Source data
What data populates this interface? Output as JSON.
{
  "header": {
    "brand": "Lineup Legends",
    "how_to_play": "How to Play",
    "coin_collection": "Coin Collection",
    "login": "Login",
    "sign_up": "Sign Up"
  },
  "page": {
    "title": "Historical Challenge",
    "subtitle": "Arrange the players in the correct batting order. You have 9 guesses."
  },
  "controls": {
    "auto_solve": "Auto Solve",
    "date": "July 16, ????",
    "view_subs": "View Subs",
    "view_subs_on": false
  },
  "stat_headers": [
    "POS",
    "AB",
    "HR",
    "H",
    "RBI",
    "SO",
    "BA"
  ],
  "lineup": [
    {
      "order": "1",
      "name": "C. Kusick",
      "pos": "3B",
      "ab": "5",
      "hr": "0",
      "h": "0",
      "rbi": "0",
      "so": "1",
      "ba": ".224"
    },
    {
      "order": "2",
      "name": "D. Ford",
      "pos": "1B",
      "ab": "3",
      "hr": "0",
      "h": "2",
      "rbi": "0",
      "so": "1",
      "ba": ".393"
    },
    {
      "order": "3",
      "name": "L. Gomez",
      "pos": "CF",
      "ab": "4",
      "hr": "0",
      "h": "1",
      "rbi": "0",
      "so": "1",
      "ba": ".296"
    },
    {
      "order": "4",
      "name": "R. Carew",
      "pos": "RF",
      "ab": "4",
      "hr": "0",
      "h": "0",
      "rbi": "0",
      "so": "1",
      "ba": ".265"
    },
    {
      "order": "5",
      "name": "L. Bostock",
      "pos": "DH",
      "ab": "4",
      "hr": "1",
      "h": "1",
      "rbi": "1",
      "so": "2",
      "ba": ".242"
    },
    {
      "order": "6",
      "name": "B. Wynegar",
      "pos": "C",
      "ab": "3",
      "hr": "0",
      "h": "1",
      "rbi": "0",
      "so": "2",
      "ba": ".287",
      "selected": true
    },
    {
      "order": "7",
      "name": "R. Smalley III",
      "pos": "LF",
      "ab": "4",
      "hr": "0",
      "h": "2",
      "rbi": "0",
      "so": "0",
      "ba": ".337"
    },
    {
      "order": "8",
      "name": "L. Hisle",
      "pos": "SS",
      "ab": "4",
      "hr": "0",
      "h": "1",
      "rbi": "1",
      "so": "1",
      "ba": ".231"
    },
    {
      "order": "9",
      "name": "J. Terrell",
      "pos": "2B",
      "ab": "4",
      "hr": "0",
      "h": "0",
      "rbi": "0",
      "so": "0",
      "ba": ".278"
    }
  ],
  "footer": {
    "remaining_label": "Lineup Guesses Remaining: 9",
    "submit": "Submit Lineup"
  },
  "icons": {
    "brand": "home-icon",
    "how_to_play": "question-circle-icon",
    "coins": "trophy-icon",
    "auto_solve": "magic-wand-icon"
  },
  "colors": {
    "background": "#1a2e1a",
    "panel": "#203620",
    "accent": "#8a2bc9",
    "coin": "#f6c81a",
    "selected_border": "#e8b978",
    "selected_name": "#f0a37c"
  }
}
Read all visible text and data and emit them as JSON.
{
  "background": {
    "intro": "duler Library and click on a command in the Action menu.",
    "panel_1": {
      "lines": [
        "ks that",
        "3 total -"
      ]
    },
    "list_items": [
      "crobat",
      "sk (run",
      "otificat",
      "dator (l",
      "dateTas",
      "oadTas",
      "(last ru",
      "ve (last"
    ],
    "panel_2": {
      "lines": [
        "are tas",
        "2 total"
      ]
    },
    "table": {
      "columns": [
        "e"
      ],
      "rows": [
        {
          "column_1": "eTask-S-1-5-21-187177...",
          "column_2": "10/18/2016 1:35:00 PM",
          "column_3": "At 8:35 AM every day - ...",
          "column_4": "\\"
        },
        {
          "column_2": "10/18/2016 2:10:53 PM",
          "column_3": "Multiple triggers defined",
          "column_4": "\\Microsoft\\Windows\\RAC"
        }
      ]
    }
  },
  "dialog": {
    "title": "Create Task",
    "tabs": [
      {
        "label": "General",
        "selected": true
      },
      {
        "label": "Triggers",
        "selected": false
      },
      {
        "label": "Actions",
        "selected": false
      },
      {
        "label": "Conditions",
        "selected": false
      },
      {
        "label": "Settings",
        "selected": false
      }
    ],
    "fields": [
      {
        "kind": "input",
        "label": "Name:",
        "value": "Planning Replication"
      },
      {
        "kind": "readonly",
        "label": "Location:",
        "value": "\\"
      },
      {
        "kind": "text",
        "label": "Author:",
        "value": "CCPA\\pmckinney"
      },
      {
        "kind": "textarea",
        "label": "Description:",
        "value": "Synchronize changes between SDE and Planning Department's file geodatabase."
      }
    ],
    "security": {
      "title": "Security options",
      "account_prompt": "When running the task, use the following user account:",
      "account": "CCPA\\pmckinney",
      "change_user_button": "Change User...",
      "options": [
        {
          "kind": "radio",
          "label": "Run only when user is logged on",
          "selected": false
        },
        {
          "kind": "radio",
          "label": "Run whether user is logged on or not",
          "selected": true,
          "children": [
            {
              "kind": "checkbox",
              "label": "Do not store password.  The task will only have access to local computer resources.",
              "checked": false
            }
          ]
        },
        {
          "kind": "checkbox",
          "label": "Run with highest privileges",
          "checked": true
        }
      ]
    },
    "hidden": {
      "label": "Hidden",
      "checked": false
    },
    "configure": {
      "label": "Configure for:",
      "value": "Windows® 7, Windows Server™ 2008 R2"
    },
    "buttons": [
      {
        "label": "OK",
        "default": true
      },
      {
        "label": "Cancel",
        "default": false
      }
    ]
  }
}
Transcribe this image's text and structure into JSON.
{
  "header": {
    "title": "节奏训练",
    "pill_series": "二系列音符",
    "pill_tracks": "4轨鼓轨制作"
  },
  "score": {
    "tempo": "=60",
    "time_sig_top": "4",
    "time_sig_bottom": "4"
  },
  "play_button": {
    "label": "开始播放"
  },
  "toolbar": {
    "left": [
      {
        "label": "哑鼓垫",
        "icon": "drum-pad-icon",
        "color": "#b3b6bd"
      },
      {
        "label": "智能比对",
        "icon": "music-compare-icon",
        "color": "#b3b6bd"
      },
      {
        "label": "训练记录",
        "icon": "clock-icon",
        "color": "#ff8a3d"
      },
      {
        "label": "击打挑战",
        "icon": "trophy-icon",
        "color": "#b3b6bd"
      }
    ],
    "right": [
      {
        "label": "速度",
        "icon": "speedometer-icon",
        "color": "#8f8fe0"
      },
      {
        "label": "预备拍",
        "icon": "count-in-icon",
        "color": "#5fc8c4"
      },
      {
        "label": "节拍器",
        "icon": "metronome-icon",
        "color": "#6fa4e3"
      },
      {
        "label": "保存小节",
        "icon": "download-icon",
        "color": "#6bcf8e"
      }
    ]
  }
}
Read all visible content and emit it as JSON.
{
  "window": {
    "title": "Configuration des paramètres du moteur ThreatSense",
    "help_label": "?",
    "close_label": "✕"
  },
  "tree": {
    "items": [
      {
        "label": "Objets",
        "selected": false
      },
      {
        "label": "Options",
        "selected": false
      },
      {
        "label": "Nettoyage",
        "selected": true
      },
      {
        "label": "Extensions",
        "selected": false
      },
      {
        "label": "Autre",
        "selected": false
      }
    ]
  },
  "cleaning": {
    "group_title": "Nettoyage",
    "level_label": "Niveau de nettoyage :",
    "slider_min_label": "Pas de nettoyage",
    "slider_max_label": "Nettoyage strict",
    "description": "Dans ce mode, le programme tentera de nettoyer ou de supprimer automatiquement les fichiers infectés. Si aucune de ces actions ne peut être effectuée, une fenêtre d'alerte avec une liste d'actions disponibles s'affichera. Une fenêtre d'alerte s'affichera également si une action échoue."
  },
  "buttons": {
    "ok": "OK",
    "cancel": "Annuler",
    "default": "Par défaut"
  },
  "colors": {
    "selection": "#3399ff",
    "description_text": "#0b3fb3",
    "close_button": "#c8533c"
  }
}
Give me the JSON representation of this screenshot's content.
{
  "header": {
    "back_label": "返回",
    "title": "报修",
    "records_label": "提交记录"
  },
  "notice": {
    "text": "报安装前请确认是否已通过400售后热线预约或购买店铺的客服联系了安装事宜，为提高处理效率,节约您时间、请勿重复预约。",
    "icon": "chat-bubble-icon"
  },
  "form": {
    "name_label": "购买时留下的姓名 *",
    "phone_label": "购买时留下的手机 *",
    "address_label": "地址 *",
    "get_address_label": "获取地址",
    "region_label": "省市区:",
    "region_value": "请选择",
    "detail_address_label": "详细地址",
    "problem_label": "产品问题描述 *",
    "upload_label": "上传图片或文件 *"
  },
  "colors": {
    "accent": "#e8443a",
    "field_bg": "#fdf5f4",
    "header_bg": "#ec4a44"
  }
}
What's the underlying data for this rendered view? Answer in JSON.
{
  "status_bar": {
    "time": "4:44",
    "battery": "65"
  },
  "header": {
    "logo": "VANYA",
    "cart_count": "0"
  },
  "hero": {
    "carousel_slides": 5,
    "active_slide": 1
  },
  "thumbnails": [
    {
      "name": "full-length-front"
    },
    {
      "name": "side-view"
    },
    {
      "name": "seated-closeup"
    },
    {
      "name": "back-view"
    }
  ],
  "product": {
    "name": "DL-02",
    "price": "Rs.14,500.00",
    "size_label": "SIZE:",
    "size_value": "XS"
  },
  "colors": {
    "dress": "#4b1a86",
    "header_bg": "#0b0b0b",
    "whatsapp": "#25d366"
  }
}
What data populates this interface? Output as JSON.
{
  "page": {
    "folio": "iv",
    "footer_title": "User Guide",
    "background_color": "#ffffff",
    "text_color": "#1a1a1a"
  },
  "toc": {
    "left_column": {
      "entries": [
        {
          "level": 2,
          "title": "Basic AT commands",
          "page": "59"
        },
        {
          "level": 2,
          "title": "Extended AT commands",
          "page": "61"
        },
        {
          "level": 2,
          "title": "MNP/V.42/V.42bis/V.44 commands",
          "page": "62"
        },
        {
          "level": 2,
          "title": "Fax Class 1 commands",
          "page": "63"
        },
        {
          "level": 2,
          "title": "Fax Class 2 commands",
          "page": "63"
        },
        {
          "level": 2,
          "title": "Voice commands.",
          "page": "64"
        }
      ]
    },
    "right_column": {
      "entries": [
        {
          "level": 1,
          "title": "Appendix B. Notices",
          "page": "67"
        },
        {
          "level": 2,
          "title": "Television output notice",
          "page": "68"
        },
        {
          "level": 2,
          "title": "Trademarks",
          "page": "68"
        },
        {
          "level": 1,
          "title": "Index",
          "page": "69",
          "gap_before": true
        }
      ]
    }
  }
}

** TASK INSTRUCTIONS **
Go through the listing above and pull out each line containing the word "this".

** WRITTEN SOLUTION **
What data populates this interface? Output as JSON.
Transcribe this image's text and structure into JSON.
Give me the JSON representation of this screenshot's content.
What's the underlying data for this rendered view? Answer in JSON.
What data populates this interface? Output as JSON.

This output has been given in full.